>> start Working data

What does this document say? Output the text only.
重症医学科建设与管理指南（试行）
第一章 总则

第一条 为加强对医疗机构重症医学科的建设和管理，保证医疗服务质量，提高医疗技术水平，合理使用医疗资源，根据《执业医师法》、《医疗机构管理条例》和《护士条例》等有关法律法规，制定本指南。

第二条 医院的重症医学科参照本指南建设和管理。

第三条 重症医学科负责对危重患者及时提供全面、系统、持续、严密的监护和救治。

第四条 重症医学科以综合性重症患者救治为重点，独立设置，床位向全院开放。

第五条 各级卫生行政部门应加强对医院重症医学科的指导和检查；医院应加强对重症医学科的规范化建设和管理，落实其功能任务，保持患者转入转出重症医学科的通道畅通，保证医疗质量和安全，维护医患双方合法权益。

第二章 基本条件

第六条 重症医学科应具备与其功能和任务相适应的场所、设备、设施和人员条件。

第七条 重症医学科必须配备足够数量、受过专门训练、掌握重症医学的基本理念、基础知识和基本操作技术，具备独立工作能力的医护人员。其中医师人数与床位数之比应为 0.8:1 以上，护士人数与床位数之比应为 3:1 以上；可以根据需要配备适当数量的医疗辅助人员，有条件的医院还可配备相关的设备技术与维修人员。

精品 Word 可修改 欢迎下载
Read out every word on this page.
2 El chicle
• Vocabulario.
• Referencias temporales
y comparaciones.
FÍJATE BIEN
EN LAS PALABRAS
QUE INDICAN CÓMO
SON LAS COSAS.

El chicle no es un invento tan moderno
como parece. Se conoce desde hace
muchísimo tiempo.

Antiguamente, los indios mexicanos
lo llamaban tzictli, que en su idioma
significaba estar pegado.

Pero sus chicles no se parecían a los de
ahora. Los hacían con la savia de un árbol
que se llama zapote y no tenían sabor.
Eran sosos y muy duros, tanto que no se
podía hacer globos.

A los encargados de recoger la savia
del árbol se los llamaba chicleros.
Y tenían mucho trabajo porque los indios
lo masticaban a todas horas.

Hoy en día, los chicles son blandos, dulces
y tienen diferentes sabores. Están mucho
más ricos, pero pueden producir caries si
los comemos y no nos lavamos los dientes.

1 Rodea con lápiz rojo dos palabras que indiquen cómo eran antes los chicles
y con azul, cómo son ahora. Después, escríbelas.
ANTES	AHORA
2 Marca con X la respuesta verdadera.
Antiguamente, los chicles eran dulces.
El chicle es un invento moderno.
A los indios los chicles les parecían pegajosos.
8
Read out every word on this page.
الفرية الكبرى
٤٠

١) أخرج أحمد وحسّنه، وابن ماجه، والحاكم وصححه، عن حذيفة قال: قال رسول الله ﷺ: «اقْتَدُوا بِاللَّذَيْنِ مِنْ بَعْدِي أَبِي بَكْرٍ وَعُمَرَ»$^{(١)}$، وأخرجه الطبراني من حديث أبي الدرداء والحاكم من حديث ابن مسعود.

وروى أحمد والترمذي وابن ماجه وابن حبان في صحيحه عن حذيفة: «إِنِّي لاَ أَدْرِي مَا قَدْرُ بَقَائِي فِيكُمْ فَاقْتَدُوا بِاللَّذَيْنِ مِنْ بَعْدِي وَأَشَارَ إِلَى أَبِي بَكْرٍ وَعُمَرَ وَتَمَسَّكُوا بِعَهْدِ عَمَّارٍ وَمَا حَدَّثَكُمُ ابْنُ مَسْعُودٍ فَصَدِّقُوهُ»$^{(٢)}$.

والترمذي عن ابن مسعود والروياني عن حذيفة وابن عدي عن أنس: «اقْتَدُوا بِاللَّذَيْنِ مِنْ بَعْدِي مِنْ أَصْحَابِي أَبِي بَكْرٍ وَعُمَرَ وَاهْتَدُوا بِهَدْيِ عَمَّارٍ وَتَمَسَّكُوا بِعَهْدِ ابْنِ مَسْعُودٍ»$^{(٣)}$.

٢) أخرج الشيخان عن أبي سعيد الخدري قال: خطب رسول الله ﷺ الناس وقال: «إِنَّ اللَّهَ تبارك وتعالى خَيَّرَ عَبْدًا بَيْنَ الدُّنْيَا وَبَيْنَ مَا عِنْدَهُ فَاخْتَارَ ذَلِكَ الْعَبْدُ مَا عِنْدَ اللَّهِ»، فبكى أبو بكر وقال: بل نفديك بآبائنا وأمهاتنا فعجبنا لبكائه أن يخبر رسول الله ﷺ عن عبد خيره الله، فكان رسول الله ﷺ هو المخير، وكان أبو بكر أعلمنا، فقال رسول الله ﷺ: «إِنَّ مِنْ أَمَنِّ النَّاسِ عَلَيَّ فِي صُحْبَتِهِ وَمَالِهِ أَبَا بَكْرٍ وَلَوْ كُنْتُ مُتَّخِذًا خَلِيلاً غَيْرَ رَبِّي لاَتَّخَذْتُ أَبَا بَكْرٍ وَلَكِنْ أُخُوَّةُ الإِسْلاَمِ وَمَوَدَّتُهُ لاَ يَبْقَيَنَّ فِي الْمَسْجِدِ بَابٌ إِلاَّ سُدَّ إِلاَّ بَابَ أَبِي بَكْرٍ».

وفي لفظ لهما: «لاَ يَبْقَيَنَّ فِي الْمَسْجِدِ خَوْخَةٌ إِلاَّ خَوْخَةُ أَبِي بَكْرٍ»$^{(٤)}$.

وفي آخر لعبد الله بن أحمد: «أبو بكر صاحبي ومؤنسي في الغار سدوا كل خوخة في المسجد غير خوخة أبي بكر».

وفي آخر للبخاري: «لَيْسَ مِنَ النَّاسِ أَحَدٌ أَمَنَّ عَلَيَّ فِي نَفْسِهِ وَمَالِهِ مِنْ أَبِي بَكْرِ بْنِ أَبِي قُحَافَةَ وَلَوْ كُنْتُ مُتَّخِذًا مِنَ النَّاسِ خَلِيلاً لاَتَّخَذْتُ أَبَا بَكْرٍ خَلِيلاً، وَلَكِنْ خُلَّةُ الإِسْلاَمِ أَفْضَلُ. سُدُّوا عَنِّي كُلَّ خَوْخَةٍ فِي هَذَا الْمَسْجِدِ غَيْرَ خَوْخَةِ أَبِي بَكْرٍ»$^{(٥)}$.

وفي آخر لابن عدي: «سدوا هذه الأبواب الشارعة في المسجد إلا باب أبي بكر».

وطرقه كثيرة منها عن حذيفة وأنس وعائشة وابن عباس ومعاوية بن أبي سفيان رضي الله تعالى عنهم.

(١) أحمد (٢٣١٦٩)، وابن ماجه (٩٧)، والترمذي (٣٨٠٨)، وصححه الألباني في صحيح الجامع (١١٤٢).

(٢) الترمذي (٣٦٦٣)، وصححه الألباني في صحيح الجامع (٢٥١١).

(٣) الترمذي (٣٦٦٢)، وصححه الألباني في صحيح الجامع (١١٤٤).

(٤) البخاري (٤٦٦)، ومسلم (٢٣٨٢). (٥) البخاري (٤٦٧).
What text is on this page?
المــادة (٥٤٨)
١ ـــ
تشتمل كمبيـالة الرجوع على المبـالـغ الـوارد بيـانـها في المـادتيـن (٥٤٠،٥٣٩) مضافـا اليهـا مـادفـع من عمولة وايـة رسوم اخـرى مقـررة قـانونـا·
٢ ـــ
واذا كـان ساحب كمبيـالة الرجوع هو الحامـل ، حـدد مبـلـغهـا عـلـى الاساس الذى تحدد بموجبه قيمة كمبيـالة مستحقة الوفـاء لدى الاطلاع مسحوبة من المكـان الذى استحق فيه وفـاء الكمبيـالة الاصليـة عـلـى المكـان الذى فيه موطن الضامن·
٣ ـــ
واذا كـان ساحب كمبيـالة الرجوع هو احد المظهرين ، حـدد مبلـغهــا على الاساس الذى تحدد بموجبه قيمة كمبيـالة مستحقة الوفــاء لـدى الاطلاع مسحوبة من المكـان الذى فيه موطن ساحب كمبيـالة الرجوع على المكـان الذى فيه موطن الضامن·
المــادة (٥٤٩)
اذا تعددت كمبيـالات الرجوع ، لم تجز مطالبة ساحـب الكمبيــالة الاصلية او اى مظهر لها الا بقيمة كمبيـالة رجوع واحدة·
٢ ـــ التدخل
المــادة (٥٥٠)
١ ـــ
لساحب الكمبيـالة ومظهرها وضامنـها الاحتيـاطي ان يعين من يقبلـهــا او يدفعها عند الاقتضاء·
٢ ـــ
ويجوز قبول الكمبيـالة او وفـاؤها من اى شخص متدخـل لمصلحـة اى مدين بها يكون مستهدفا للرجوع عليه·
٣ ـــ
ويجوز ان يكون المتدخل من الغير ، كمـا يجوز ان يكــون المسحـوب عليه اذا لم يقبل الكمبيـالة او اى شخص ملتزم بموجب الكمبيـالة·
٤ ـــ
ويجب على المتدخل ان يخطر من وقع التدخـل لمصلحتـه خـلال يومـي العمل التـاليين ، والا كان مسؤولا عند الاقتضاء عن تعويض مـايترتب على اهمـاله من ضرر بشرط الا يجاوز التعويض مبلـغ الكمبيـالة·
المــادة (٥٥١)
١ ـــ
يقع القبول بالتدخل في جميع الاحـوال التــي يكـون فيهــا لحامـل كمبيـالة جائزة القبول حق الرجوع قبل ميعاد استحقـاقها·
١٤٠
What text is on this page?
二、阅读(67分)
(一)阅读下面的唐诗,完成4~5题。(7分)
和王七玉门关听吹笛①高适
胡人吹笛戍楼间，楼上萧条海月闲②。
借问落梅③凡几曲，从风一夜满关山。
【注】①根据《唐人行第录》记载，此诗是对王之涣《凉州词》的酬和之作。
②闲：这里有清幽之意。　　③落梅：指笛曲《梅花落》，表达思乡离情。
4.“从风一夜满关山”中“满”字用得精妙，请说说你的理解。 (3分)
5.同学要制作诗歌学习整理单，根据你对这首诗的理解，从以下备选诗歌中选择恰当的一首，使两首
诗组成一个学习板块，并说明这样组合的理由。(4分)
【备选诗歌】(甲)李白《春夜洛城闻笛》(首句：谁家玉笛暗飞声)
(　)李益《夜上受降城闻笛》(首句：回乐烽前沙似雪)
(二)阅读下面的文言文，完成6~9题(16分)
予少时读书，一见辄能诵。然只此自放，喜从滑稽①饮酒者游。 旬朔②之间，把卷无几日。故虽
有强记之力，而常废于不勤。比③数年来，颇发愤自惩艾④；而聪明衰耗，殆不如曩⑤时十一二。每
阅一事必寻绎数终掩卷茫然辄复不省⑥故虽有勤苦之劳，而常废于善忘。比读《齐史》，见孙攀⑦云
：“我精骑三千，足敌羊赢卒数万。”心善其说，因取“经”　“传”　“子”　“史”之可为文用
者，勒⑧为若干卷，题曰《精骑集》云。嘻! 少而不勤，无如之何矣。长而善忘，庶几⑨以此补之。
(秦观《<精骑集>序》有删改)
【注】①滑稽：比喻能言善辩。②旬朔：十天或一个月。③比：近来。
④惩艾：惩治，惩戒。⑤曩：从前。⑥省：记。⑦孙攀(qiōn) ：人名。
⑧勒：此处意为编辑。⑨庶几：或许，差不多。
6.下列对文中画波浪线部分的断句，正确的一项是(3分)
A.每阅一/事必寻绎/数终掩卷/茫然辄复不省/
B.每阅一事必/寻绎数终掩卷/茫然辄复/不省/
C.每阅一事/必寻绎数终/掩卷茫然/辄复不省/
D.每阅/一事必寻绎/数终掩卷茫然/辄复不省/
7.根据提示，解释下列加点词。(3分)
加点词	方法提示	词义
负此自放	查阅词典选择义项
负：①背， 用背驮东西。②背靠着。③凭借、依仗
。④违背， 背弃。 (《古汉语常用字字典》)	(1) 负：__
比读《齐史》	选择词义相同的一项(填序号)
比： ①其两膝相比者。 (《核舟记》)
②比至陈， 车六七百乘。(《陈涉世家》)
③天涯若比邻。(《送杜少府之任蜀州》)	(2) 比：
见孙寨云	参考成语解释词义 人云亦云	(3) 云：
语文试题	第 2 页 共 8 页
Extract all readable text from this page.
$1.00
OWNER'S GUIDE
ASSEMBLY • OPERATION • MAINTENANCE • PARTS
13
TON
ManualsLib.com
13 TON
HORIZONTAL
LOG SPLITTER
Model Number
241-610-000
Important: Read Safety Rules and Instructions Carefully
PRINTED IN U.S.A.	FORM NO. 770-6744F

>> end Working data

- Directive
From the line that contains "Extract all readable text from this page." to the last line of the material above, repeat every line exactly, keeping both the first and the last.

- Problem solution
Extract all readable text from this page.
$1.00
OWNER'S GUIDE
ASSEMBLY • OPERATION • MAINTENANCE • PARTS
13
TON
ManualsLib.com
13 TON
HORIZONTAL
LOG SPLITTER
Model Number
241-610-000
Important: Read Safety Rules and Instructions Carefully
PRINTED IN U.S.A.	FORM NO. 770-6744F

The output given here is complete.